[start Provided information]
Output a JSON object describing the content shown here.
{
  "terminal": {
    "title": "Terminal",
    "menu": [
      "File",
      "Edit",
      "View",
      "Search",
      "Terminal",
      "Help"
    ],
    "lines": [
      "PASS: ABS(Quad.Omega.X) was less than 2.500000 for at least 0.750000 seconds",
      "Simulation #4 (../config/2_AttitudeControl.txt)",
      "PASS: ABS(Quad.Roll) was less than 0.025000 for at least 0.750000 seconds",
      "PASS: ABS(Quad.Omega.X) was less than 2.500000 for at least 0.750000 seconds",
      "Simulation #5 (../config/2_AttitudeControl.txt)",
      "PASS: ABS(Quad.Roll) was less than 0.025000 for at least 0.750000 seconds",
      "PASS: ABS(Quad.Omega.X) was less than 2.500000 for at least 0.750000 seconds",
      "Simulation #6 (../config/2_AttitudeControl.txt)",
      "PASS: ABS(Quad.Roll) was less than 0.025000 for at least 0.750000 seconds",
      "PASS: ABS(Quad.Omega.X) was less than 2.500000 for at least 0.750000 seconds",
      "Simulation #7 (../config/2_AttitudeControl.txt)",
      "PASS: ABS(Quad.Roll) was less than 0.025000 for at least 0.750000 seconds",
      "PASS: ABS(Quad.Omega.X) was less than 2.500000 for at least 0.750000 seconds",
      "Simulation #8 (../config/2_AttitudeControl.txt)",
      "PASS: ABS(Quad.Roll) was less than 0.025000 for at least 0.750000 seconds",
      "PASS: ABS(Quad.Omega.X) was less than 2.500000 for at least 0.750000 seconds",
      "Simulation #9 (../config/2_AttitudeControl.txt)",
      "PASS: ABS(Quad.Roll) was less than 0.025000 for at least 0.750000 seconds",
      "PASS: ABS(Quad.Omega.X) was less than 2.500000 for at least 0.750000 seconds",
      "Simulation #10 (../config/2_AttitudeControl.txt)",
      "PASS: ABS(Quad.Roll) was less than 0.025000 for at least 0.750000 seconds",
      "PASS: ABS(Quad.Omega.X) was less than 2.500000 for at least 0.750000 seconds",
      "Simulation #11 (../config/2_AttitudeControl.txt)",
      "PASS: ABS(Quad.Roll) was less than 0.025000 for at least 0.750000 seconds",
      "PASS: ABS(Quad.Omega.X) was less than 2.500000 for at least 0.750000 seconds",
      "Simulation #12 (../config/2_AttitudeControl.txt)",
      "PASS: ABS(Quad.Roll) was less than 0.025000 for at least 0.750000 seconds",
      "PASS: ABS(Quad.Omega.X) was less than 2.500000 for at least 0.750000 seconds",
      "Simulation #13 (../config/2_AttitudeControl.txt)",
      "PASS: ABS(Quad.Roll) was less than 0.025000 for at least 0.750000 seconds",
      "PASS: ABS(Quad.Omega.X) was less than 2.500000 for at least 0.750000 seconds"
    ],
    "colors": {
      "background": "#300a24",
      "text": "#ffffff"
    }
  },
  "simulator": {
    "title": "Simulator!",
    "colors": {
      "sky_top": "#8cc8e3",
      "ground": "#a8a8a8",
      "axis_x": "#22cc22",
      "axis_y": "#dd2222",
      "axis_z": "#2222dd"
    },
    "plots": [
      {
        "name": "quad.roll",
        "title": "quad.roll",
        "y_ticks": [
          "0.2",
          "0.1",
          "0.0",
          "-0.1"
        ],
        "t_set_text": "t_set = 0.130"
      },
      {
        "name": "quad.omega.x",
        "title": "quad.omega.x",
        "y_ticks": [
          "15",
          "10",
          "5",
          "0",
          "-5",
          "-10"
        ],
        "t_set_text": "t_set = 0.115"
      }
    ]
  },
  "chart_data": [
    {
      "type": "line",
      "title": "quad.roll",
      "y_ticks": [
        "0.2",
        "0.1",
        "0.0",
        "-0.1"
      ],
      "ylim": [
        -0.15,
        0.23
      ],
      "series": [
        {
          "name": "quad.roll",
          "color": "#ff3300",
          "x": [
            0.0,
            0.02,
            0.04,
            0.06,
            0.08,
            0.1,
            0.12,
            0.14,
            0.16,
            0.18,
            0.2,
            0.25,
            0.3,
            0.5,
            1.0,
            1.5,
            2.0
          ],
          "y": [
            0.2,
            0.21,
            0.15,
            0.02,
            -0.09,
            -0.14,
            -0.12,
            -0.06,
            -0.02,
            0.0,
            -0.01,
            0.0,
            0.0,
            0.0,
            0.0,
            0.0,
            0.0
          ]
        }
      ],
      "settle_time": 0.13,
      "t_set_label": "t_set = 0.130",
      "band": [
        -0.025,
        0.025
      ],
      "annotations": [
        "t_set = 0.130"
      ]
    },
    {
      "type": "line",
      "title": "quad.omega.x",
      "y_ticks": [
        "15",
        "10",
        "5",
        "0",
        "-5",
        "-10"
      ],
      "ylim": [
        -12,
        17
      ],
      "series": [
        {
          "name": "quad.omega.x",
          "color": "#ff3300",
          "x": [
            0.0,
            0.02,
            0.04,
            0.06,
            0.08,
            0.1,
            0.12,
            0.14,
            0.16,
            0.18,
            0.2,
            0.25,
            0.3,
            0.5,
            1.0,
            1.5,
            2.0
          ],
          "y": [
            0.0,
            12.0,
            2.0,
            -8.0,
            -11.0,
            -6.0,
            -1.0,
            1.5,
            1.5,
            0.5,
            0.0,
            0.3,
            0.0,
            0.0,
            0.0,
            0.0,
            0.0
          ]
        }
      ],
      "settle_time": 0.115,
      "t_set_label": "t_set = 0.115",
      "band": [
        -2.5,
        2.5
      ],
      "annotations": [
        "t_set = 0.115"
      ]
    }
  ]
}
[end Provided information]
* **Prompt**
Reproduce the full listing exactly.

* **Exercise answer**
Output a JSON object describing the content shown here.
{
  "terminal": {
    "title": "Terminal",
    "menu": [
      "File",
      "Edit",
      "View",
      "Search",
      "Terminal",
      "Help"
    ],
    "lines": [
      "PASS: ABS(Quad.Omega.X) was less than 2.500000 for at least 0.750000 seconds",
      "Simulation #4 (../config/2_AttitudeControl.txt)",
      "PASS: ABS(Quad.Roll) was less than 0.025000 for at least 0.750000 seconds",
      "PASS: ABS(Quad.Omega.X) was less than 2.500000 for at least 0.750000 seconds",
      "Simulation #5 (../config/2_AttitudeControl.txt)",
      "PASS: ABS(Quad.Roll) was less than 0.025000 for at least 0.750000 seconds",
      "PASS: ABS(Quad.Omega.X) was less than 2.500000 for at least 0.750000 seconds",
      "Simulation #6 (../config/2_AttitudeControl.txt)",
      "PASS: ABS(Quad.Roll) was less than 0.025000 for at least 0.750000 seconds",
      "PASS: ABS(Quad.Omega.X) was less than 2.500000 for at least 0.750000 seconds",
      "Simulation #7 (../config/2_AttitudeControl.txt)",
      "PASS: ABS(Quad.Roll) was less than 0.025000 for at least 0.750000 seconds",
      "PASS: ABS(Quad.Omega.X) was less than 2.500000 for at least 0.750000 seconds",
      "Simulation #8 (../config/2_AttitudeControl.txt)",
      "PASS: ABS(Quad.Roll) was less than 0.025000 for at least 0.750000 seconds",
      "PASS: ABS(Quad.Omega.X) was less than 2.500000 for at least 0.750000 seconds",
      "Simulation #9 (../config/2_AttitudeControl.txt)",
      "PASS: ABS(Quad.Roll) was less than 0.025000 for at least 0.750000 seconds",
      "PASS: ABS(Quad.Omega.X) was less than 2.500000 for at least 0.750000 seconds",
      "Simulation #10 (../config/2_AttitudeControl.txt)",
      "PASS: ABS(Quad.Roll) was less than 0.025000 for at least 0.750000 seconds",
      "PASS: ABS(Quad.Omega.X) was less than 2.500000 for at least 0.750000 seconds",
      "Simulation #11 (../config/2_AttitudeControl.txt)",
      "PASS: ABS(Quad.Roll) was less than 0.025000 for at least 0.750000 seconds",
      "PASS: ABS(Quad.Omega.X) was less than 2.500000 for at least 0.750000 seconds",
      "Simulation #12 (../config/2_AttitudeControl.txt)",
      "PASS: ABS(Quad.Roll) was less than 0.025000 for at least 0.750000 seconds",
      "PASS: ABS(Quad.Omega.X) was less than 2.500000 for at least 0.750000 seconds",
      "Simulation #13 (../config/2_AttitudeControl.txt)",
      "PASS: ABS(Quad.Roll) was less than 0.025000 for at least 0.750000 seconds",
      "PASS: ABS(Quad.Omega.X) was less than 2.500000 for at least 0.750000 seconds"
    ],
    "colors": {
      "background": "#300a24",
      "text": "#ffffff"
    }
  },
  "simulator": {
    "title": "Simulator!",
    "colors": {
      "sky_top": "#8cc8e3",
      "ground": "#a8a8a8",
      "axis_x": "#22cc22",
      "axis_y": "#dd2222",
      "axis_z": "#2222dd"
    },
    "plots": [
      {
        "name": "quad.roll",
        "title": "quad.roll",
        "y_ticks": [
          "0.2",
          "0.1",
          "0.0",
          "-0.1"
        ],
        "t_set_text": "t_set = 0.130"
      },
      {
        "name": "quad.omega.x",
        "title": "quad.omega.x",
        "y_ticks": [
          "15",
          "10",
          "5",
          "0",
          "-5",
          "-10"
        ],
        "t_set_text": "t_set = 0.115"
      }
    ]
  },
  "chart_data": [
    {
      "type": "line",
      "title": "quad.roll",
      "y_ticks": [
        "0.2",
        "0.1",
        "0.0",
        "-0.1"
      ],
      "ylim": [
        -0.15,
        0.23
      ],
      "series": [
        {
          "name": "quad.roll",
          "color": "#ff3300",
          "x": [
            0.0,
            0.02,
            0.04,
            0.06,
            0.08,
            0.1,
            0.12,
            0.14,
            0.16,
            0.18,
            0.2,
            0.25,
            0.3,
            0.5,
            1.0,
            1.5,
            2.0
          ],
          "y": [
            0.2,
            0.21,
            0.15,
            0.02,
            -0.09,
            -0.14,
            -0.12,
            -0.06,
            -0.02,
            0.0,
            -0.01,
            0.0,
            0.0,
            0.0,
            0.0,
            0.0,
            0.0
          ]
        }
      ],
      "settle_time": 0.13,
      "t_set_label": "t_set = 0.130",
      "band": [
        -0.025,
        0.025
      ],
      "annotations": [
        "t_set = 0.130"
      ]
    },
    {
      "type": "line",
      "title": "quad.omega.x",
      "y_ticks": [
        "15",
        "10",
        "5",
        "0",
        "-5",
        "-10"
      ],
      "ylim": [
        -12,
        17
      ],
      "series": [
        {
          "name": "quad.omega.x",
          "color": "#ff3300",
          "x": [
            0.0,
            0.02,
            0.04,
            0.06,
            0.08,
            0.1,
            0.12,
            0.14,
            0.16,
            0.18,
            0.2,
            0.25,
            0.3,
            0.5,
            1.0,
            1.5,
            2.0
          ],
          "y": [
            0.0,
            12.0,
            2.0,
            -8.0,
            -11.0,
            -6.0,
            -1.0,
            1.5,
            1.5,
            0.5,
            0.0,
            0.3,
            0.0,
            0.0,
            0.0,
            0.0,
            0.0
          ]
        }
      ],
      "settle_time": 0.115,
      "t_set_label": "t_set = 0.115",
      "band": [
        -2.5,
        2.5
      ],
      "annotations": [
        "t_set = 0.115"
      ]
    }
  ]
}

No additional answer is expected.